Only lines holding the string "charts" are wanted; copy each one from the material.

##############################

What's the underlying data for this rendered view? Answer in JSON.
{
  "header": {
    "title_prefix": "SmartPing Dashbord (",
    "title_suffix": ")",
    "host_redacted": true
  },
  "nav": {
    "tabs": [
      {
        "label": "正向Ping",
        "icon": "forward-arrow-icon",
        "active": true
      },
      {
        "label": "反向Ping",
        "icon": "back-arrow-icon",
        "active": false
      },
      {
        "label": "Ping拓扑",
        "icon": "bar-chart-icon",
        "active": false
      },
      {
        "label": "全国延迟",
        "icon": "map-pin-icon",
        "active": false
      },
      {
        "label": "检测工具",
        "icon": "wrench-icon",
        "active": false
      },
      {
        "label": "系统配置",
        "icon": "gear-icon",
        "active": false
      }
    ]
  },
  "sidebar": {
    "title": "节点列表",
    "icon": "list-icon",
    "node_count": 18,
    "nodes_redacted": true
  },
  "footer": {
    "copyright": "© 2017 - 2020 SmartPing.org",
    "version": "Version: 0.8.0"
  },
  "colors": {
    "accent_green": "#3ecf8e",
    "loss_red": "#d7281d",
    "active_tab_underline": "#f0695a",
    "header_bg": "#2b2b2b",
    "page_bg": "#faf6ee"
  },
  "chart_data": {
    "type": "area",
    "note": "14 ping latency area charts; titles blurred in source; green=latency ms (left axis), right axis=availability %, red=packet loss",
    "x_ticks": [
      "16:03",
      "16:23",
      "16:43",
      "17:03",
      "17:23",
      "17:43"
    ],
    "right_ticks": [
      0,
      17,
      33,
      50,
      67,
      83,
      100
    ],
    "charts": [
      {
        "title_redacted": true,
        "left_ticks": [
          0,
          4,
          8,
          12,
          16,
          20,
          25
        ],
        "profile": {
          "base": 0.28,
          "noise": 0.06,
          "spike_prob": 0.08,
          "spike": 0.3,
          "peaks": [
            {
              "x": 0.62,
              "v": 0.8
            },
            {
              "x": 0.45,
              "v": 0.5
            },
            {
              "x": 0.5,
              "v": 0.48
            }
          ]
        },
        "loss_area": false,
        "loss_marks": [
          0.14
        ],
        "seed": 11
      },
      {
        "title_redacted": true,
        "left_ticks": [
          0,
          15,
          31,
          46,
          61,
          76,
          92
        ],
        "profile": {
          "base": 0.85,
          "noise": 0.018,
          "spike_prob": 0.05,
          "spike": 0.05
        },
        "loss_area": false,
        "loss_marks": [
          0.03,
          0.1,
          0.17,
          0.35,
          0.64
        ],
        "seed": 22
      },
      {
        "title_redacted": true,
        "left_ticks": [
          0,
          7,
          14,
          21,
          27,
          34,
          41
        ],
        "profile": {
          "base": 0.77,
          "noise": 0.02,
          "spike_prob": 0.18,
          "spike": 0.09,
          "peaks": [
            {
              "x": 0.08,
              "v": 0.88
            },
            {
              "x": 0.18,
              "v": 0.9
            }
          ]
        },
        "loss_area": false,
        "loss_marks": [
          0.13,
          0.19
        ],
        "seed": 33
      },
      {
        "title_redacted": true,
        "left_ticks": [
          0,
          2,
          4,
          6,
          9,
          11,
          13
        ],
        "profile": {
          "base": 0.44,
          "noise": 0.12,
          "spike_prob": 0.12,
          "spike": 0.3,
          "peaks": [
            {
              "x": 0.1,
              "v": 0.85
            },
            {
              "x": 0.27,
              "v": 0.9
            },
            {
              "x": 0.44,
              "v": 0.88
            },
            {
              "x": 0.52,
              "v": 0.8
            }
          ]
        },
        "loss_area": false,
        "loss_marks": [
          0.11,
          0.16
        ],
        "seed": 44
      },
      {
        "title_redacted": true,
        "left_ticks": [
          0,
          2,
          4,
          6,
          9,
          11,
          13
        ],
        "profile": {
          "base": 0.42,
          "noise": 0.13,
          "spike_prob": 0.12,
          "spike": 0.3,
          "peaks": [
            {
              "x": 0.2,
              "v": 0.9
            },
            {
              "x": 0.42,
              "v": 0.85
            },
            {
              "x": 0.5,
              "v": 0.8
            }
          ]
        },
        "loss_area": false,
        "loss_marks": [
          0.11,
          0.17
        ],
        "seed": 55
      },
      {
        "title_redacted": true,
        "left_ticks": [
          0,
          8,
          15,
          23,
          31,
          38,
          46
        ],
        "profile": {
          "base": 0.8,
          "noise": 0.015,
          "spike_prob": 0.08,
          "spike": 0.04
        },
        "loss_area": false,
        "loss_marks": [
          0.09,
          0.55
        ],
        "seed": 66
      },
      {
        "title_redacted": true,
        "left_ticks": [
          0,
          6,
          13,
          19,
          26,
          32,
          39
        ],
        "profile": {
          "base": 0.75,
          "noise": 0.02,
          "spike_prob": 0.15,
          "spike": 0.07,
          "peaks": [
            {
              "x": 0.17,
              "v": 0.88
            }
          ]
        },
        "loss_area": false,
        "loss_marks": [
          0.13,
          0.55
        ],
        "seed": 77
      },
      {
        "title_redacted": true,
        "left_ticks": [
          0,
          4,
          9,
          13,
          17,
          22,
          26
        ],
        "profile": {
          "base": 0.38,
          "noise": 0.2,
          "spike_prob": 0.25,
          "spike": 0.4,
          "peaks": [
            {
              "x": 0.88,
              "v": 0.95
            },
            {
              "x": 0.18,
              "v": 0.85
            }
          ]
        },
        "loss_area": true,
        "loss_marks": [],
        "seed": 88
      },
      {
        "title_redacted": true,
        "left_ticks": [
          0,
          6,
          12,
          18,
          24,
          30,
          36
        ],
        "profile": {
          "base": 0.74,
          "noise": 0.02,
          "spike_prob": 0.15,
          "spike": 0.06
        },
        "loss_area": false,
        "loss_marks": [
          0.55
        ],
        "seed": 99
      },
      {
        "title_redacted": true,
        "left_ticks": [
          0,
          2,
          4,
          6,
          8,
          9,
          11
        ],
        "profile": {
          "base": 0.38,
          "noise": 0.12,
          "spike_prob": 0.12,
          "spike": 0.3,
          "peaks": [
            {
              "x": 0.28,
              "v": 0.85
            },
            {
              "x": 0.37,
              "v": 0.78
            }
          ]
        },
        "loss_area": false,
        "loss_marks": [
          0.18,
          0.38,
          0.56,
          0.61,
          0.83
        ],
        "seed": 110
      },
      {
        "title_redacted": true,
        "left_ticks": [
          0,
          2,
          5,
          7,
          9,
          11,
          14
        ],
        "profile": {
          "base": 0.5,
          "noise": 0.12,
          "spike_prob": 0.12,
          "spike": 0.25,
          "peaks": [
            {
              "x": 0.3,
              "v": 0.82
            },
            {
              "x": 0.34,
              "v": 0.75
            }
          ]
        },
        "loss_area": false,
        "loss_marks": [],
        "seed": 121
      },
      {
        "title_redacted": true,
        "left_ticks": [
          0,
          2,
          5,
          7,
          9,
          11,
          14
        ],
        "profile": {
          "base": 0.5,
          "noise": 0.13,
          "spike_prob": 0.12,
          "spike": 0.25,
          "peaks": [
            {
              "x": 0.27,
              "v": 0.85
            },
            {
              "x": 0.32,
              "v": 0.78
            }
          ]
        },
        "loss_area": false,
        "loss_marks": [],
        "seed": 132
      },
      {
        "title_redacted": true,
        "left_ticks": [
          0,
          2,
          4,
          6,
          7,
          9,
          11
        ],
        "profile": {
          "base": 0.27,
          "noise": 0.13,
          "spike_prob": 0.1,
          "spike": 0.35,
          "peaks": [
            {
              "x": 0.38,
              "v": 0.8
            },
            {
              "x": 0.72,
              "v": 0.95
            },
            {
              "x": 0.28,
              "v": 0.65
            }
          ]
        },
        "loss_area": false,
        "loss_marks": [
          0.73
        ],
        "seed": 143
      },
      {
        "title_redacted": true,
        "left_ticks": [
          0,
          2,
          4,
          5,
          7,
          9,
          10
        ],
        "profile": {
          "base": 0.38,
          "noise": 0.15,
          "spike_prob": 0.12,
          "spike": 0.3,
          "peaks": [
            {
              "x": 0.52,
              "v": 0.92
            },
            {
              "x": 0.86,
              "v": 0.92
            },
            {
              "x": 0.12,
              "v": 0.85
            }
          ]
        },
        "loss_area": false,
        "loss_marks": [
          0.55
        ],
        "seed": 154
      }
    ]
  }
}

##############################

» **WRITTEN REPLY**:
    "note": "14 ping latency area charts; titles blurred in source; green=latency ms (left axis), right axis=availability %, red=packet loss",
    "charts": [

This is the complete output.